Collected data entries:

§ §

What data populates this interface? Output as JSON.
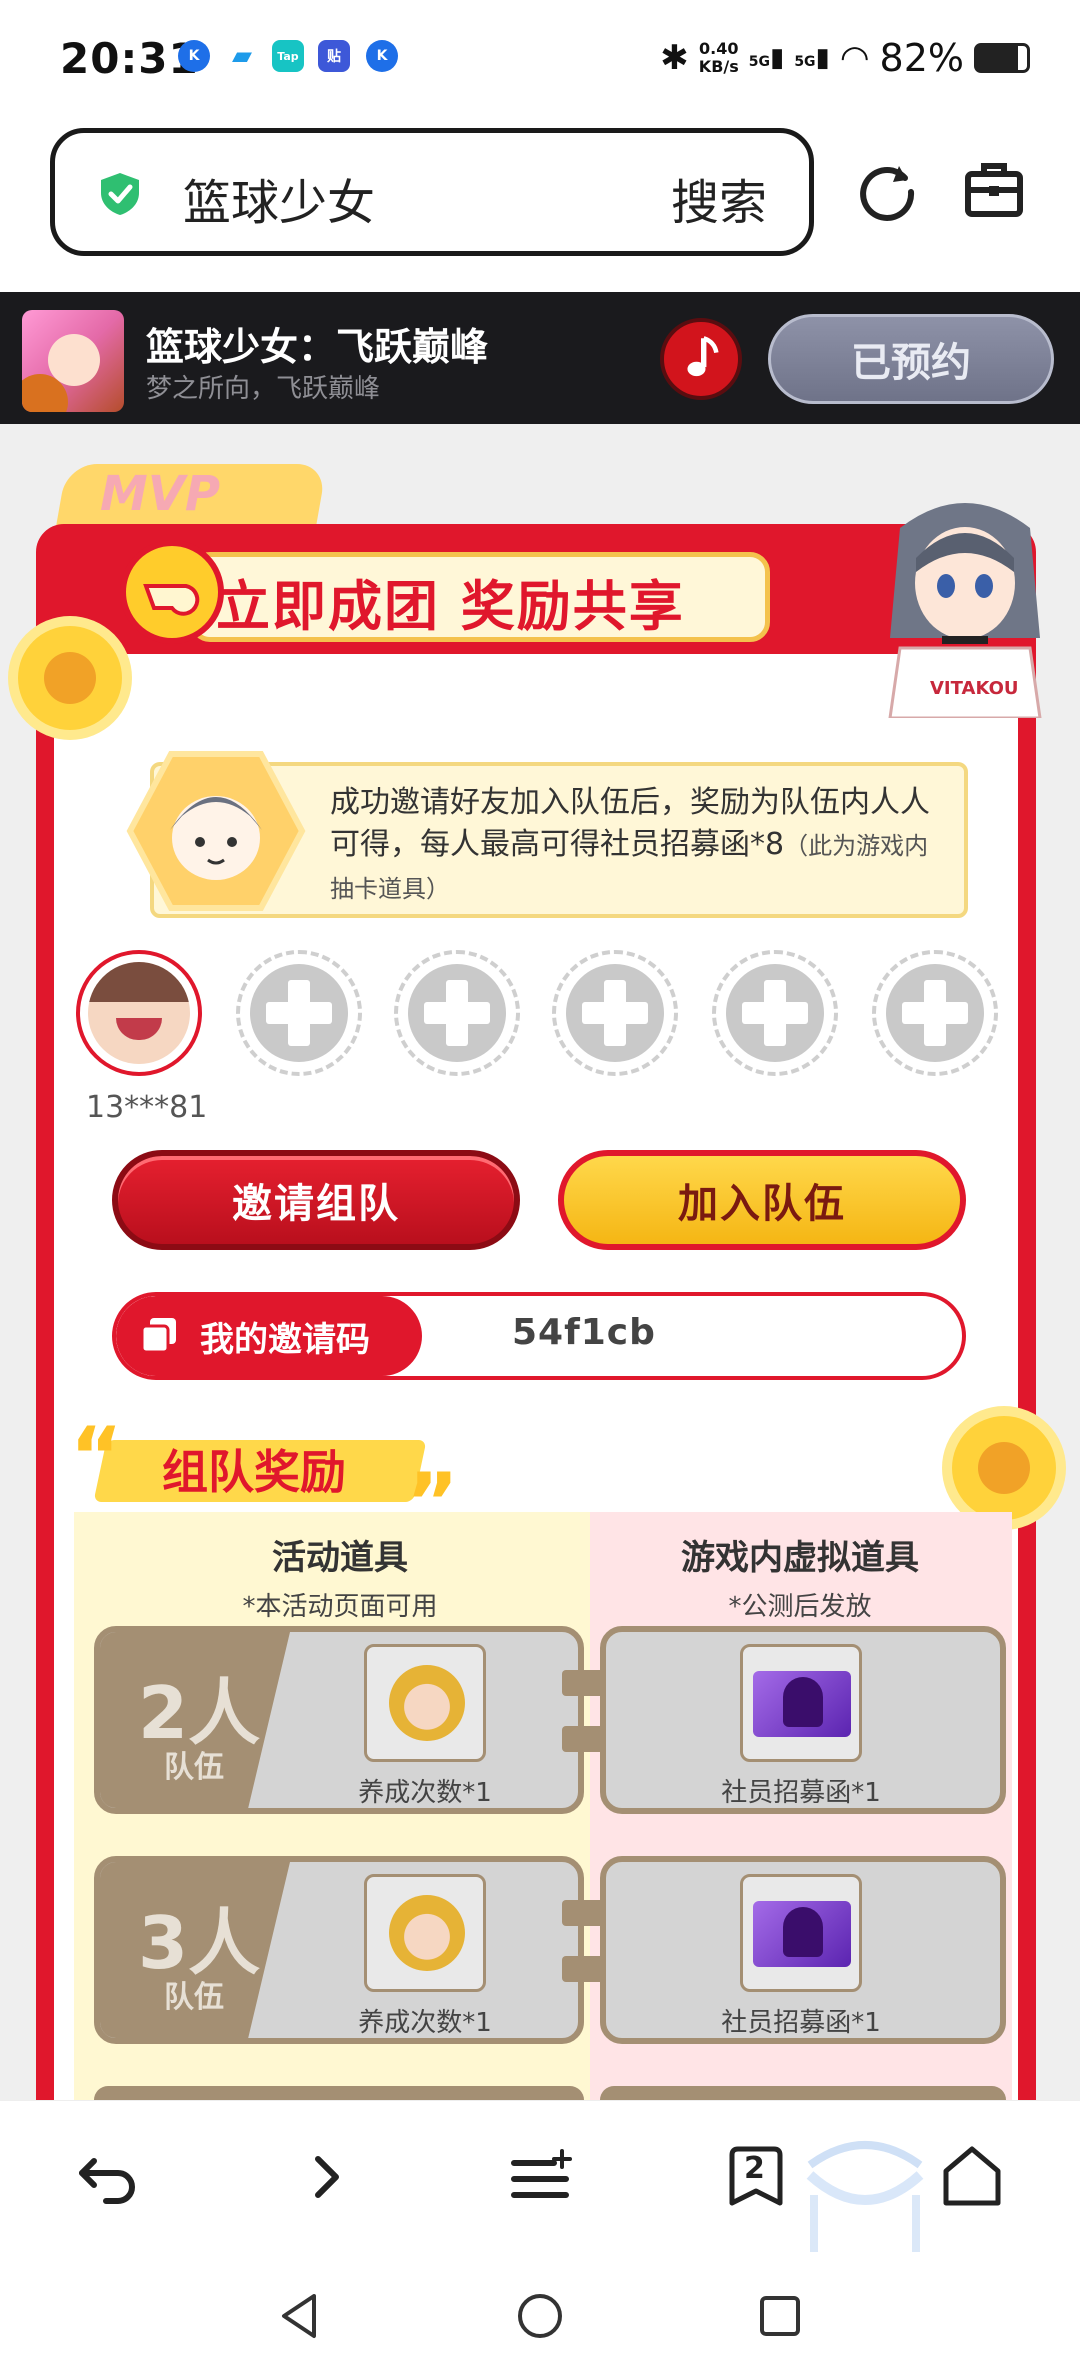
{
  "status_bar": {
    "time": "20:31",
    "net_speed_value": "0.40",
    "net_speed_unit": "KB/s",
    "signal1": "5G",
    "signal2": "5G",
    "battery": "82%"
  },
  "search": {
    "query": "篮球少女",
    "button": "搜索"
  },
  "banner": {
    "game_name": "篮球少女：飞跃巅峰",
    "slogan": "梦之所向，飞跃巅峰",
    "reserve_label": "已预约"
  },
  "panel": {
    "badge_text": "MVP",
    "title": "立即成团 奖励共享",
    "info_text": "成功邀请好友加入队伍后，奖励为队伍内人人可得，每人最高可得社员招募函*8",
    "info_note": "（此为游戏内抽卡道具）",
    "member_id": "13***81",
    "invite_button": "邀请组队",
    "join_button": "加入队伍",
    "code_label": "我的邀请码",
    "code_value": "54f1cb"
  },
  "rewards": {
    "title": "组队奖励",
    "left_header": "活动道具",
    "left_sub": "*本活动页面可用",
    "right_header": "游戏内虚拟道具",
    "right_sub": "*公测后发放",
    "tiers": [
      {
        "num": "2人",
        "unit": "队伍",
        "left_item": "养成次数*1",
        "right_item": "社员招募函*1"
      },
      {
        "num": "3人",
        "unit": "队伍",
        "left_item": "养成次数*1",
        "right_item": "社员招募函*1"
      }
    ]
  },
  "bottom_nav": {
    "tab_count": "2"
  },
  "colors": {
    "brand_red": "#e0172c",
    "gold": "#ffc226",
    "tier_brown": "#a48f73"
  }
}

§ §

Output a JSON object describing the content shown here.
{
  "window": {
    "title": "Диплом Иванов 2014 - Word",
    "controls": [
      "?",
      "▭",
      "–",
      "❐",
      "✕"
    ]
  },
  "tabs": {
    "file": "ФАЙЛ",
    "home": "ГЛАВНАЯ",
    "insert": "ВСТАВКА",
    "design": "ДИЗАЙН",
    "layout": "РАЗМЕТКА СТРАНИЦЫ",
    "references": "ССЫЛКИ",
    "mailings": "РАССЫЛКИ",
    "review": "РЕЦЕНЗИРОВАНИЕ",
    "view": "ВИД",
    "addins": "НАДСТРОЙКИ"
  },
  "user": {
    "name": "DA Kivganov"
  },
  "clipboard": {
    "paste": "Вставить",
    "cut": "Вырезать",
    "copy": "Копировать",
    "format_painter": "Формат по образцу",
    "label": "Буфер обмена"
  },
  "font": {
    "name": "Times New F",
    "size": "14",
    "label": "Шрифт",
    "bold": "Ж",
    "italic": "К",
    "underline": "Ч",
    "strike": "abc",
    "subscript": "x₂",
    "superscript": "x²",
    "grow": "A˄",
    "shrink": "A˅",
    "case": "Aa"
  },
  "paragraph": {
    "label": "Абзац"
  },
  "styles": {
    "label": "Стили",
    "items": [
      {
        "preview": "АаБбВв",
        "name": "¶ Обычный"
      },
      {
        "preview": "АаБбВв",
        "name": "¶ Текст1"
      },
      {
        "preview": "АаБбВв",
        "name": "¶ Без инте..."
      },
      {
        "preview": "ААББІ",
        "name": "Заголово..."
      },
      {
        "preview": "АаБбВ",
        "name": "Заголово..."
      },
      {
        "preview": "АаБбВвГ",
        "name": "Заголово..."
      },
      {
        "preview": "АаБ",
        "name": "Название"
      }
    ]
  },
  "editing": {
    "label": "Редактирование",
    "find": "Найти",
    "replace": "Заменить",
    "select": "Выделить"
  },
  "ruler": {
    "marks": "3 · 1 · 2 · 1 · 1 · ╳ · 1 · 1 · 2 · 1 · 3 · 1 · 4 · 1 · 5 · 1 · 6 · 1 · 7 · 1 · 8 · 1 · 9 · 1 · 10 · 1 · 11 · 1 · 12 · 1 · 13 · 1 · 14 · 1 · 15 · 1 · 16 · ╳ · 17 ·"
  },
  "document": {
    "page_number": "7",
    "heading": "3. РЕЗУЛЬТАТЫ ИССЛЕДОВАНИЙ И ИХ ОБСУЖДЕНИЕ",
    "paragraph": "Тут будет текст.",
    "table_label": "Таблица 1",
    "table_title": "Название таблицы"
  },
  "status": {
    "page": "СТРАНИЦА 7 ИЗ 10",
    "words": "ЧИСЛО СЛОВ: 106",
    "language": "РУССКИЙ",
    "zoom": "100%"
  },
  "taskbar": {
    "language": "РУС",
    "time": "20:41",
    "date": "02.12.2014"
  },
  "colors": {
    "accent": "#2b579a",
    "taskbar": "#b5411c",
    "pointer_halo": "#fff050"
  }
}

§ §

• Goal: Identify the lines above that contain the word "JSON", then copy them.

• Final answer:
What data populates this interface? Output as JSON.
Output a JSON object describing the content shown here.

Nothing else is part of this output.